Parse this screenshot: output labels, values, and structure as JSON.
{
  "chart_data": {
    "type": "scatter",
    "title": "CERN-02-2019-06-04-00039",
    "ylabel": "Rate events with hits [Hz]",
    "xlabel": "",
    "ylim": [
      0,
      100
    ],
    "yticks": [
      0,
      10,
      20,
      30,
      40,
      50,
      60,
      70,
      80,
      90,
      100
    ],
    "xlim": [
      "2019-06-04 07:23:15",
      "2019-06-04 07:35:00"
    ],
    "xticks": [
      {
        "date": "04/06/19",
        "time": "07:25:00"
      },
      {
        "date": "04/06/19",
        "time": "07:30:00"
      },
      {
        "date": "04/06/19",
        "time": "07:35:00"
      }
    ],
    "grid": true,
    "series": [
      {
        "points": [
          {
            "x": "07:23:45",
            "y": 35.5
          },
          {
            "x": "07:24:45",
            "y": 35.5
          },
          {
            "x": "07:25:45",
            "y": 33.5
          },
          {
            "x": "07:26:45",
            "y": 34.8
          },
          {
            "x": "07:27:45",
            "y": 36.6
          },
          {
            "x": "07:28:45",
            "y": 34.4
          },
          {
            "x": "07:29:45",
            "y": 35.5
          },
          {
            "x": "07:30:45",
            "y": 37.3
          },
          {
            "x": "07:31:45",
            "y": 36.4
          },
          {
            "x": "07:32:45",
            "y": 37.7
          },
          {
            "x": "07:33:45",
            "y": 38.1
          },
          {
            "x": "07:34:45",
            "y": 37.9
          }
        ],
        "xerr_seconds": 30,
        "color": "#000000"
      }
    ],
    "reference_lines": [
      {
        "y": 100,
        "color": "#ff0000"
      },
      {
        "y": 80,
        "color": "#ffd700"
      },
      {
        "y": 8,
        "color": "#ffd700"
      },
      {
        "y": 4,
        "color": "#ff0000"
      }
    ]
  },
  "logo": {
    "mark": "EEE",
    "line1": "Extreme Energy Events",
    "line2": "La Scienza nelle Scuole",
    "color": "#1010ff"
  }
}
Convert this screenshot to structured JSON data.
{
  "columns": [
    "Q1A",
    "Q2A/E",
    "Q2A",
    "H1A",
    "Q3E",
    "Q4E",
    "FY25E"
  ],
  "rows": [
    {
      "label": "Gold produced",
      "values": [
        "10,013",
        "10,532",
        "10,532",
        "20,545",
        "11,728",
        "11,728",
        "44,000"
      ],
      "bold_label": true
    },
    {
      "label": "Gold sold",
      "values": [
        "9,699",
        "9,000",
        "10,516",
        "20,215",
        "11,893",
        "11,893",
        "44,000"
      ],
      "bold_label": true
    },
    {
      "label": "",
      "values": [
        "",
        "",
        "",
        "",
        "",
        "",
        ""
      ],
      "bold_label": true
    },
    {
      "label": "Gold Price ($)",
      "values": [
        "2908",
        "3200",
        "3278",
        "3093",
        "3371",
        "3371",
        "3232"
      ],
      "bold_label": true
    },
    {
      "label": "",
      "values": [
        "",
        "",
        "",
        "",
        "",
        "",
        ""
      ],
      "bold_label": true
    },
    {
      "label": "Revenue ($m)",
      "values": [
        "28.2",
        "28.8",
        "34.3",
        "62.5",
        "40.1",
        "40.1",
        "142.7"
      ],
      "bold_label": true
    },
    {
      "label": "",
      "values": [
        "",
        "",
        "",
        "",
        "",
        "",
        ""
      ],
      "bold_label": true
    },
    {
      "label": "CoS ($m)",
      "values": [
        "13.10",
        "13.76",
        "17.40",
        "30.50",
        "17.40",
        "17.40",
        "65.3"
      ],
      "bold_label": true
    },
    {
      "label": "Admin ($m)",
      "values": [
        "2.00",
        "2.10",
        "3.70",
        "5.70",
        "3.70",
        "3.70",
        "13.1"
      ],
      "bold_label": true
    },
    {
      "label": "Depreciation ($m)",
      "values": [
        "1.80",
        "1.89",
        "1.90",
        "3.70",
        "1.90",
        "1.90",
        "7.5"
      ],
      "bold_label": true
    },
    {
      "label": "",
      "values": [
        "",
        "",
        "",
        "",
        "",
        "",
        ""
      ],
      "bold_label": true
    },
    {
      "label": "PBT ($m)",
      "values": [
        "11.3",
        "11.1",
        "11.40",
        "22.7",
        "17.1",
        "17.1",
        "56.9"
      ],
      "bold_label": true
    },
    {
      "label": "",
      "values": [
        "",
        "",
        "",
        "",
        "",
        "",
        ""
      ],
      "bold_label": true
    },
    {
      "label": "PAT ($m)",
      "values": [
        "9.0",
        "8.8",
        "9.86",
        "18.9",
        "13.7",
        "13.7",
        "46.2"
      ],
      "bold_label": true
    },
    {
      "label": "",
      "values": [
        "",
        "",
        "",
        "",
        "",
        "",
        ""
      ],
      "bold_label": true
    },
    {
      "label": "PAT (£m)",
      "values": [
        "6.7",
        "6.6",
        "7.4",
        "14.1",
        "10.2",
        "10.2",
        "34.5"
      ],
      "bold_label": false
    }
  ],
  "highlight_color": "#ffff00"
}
-------
*Stated task:*
Extract each entry in full, exactly as given.

*Solved problem:*
Parse this screenshot: output labels, values, and structure as JSON.
{
  "chart_data": {
    "type": "scatter",
    "title": "CERN-02-2019-06-04-00039",
    "ylabel": "Rate events with hits [Hz]",
    "xlabel": "",
    "ylim": [
      0,
      100
    ],
    "yticks": [
      0,
      10,
      20,
      30,
      40,
      50,
      60,
      70,
      80,
      90,
      100
    ],
    "xlim": [
      "2019-06-04 07:23:15",
      "2019-06-04 07:35:00"
    ],
    "xticks": [
      {
        "date": "04/06/19",
        "time": "07:25:00"
      },
      {
        "date": "04/06/19",
        "time": "07:30:00"
      },
      {
        "date": "04/06/19",
        "time": "07:35:00"
      }
    ],
    "grid": true,
    "series": [
      {
        "points": [
          {
            "x": "07:23:45",
            "y": 35.5
          },
          {
            "x": "07:24:45",
            "y": 35.5
          },
          {
            "x": "07:25:45",
            "y": 33.5
          },
          {
            "x": "07:26:45",
            "y": 34.8
          },
          {
            "x": "07:27:45",
            "y": 36.6
          },
          {
            "x": "07:28:45",
            "y": 34.4
          },
          {
            "x": "07:29:45",
            "y": 35.5
          },
          {
            "x": "07:30:45",
            "y": 37.3
          },
          {
            "x": "07:31:45",
            "y": 36.4
          },
          {
            "x": "07:32:45",
            "y": 37.7
          },
          {
            "x": "07:33:45",
            "y": 38.1
          },
          {
            "x": "07:34:45",
            "y": 37.9
          }
        ],
        "xerr_seconds": 30,
        "color": "#000000"
      }
    ],
    "reference_lines": [
      {
        "y": 100,
        "color": "#ff0000"
      },
      {
        "y": 80,
        "color": "#ffd700"
      },
      {
        "y": 8,
        "color": "#ffd700"
      },
      {
        "y": 4,
        "color": "#ff0000"
      }
    ]
  },
  "logo": {
    "mark": "EEE",
    "line1": "Extreme Energy Events",
    "line2": "La Scienza nelle Scuole",
    "color": "#1010ff"
  }
}
Convert this screenshot to structured JSON data.
{
  "columns": [
    "Q1A",
    "Q2A/E",
    "Q2A",
    "H1A",
    "Q3E",
    "Q4E",
    "FY25E"
  ],
  "rows": [
    {
      "label": "Gold produced",
      "values": [
        "10,013",
        "10,532",
        "10,532",
        "20,545",
        "11,728",
        "11,728",
        "44,000"
      ],
      "bold_label": true
    },
    {
      "label": "Gold sold",
      "values": [
        "9,699",
        "9,000",
        "10,516",
        "20,215",
        "11,893",
        "11,893",
        "44,000"
      ],
      "bold_label": true
    },
    {
      "label": "",
      "values": [
        "",
        "",
        "",
        "",
        "",
        "",
        ""
      ],
      "bold_label": true
    },
    {
      "label": "Gold Price ($)",
      "values": [
        "2908",
        "3200",
        "3278",
        "3093",
        "3371",
        "3371",
        "3232"
      ],
      "bold_label": true
    },
    {
      "label": "",
      "values": [
        "",
        "",
        "",
        "",
        "",
        "",
        ""
      ],
      "bold_label": true
    },
    {
      "label": "Revenue ($m)",
      "values": [
        "28.2",
        "28.8",
        "34.3",
        "62.5",
        "40.1",
        "40.1",
        "142.7"
      ],
      "bold_label": true
    },
    {
      "label": "",
      "values": [
        "",
        "",
        "",
        "",
        "",
        "",
        ""
      ],
      "bold_label": true
    },
    {
      "label": "CoS ($m)",
      "values": [
        "13.10",
        "13.76",
        "17.40",
        "30.50",
        "17.40",
        "17.40",
        "65.3"
      ],
      "bold_label": true
    },
    {
      "label": "Admin ($m)",
      "values": [
        "2.00",
        "2.10",
        "3.70",
        "5.70",
        "3.70",
        "3.70",
        "13.1"
      ],
      "bold_label": true
    },
    {
      "label": "Depreciation ($m)",
      "values": [
        "1.80",
        "1.89",
        "1.90",
        "3.70",
        "1.90",
        "1.90",
        "7.5"
      ],
      "bold_label": true
    },
    {
      "label": "",
      "values": [
        "",
        "",
        "",
        "",
        "",
        "",
        ""
      ],
      "bold_label": true
    },
    {
      "label": "PBT ($m)",
      "values": [
        "11.3",
        "11.1",
        "11.40",
        "22.7",
        "17.1",
        "17.1",
        "56.9"
      ],
      "bold_label": true
    },
    {
      "label": "",
      "values": [
        "",
        "",
        "",
        "",
        "",
        "",
        ""
      ],
      "bold_label": true
    },
    {
      "label": "PAT ($m)",
      "values": [
        "9.0",
        "8.8",
        "9.86",
        "18.9",
        "13.7",
        "13.7",
        "46.2"
      ],
      "bold_label": true
    },
    {
      "label": "",
      "values": [
        "",
        "",
        "",
        "",
        "",
        "",
        ""
      ],
      "bold_label": true
    },
    {
      "label": "PAT (£m)",
      "values": [
        "6.7",
        "6.6",
        "7.4",
        "14.1",
        "10.2",
        "10.2",
        "34.5"
      ],
      "bold_label": false
    }
  ],
  "highlight_color": "#ffff00"
}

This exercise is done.